** Start of Data shown **

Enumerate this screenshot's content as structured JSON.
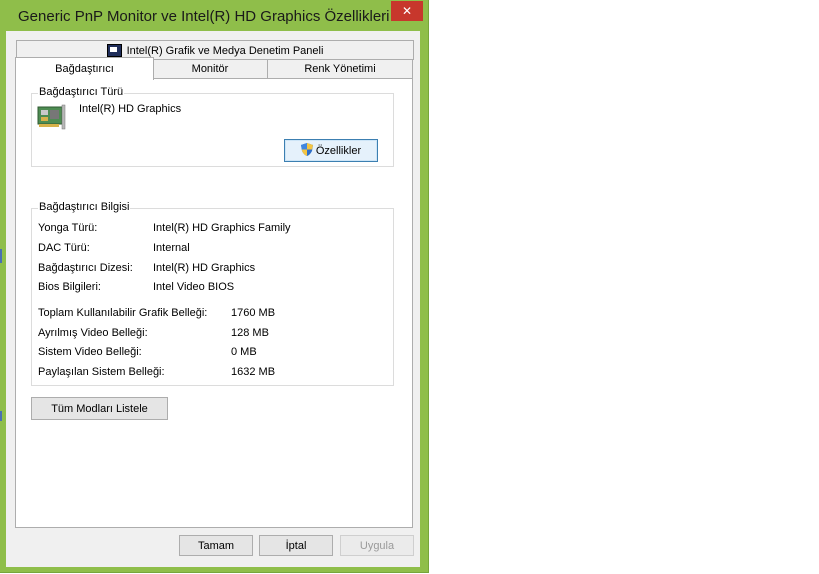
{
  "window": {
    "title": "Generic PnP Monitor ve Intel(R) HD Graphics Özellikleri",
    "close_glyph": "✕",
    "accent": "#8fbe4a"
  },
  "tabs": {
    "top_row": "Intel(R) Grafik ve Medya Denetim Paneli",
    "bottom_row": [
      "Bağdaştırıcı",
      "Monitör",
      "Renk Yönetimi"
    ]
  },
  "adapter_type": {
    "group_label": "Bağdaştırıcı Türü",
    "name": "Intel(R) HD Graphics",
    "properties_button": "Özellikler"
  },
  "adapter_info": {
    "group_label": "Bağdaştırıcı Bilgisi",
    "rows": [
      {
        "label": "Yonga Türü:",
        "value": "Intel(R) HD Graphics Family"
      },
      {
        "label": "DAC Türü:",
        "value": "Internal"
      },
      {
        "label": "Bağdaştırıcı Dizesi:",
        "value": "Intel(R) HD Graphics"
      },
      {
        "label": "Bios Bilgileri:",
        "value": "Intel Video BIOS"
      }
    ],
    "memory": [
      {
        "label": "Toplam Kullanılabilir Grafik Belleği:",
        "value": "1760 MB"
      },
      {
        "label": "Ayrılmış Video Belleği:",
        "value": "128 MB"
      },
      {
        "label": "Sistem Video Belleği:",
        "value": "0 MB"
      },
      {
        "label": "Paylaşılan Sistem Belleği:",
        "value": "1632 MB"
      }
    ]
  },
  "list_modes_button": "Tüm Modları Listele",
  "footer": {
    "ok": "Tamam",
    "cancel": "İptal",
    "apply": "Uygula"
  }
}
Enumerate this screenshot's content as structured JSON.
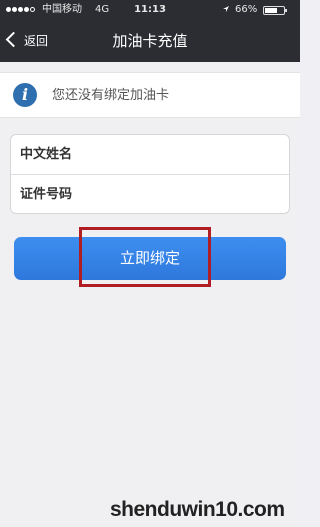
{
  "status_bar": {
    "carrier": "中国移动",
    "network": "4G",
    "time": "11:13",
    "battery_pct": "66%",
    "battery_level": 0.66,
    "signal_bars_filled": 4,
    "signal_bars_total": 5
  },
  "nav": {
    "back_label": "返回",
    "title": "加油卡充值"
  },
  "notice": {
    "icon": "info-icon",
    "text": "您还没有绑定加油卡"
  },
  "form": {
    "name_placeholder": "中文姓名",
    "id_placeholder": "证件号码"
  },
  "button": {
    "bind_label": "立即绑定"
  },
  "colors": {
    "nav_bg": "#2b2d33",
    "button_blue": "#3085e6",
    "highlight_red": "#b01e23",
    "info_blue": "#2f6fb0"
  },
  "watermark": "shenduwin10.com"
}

** End of Data shown **

Exercise -
Can you restate all the records above word for word while dropping the pictures?

Result of the exercise -
Enumerate this screenshot's content as structured JSON.
{
  "window": {
    "title": "Generic PnP Monitor ve Intel(R) HD Graphics Özellikleri",
    "close_glyph": "✕",
    "accent": "#8fbe4a"
  },
  "tabs": {
    "top_row": "Intel(R) Grafik ve Medya Denetim Paneli",
    "bottom_row": [
      "Bağdaştırıcı",
      "Monitör",
      "Renk Yönetimi"
    ]
  },
  "adapter_type": {
    "group_label": "Bağdaştırıcı Türü",
    "name": "Intel(R) HD Graphics",
    "properties_button": "Özellikler"
  },
  "adapter_info": {
    "group_label": "Bağdaştırıcı Bilgisi",
    "rows": [
      {
        "label": "Yonga Türü:",
        "value": "Intel(R) HD Graphics Family"
      },
      {
        "label": "DAC Türü:",
        "value": "Internal"
      },
      {
        "label": "Bağdaştırıcı Dizesi:",
        "value": "Intel(R) HD Graphics"
      },
      {
        "label": "Bios Bilgileri:",
        "value": "Intel Video BIOS"
      }
    ],
    "memory": [
      {
        "label": "Toplam Kullanılabilir Grafik Belleği:",
        "value": "1760 MB"
      },
      {
        "label": "Ayrılmış Video Belleği:",
        "value": "128 MB"
      },
      {
        "label": "Sistem Video Belleği:",
        "value": "0 MB"
      },
      {
        "label": "Paylaşılan Sistem Belleği:",
        "value": "1632 MB"
      }
    ]
  },
  "list_modes_button": "Tüm Modları Listele",
  "footer": {
    "ok": "Tamam",
    "cancel": "İptal",
    "apply": "Uygula"
  }
}
Enumerate this screenshot's content as structured JSON.
{
  "status_bar": {
    "carrier": "中国移动",
    "network": "4G",
    "time": "11:13",
    "battery_pct": "66%",
    "battery_level": 0.66,
    "signal_bars_filled": 4,
    "signal_bars_total": 5
  },
  "nav": {
    "back_label": "返回",
    "title": "加油卡充值"
  },
  "notice": {
    "icon": "info-icon",
    "text": "您还没有绑定加油卡"
  },
  "form": {
    "name_placeholder": "中文姓名",
    "id_placeholder": "证件号码"
  },
  "button": {
    "bind_label": "立即绑定"
  },
  "colors": {
    "nav_bg": "#2b2d33",
    "button_blue": "#3085e6",
    "highlight_red": "#b01e23",
    "info_blue": "#2f6fb0"
  },
  "watermark": "shenduwin10.com"
}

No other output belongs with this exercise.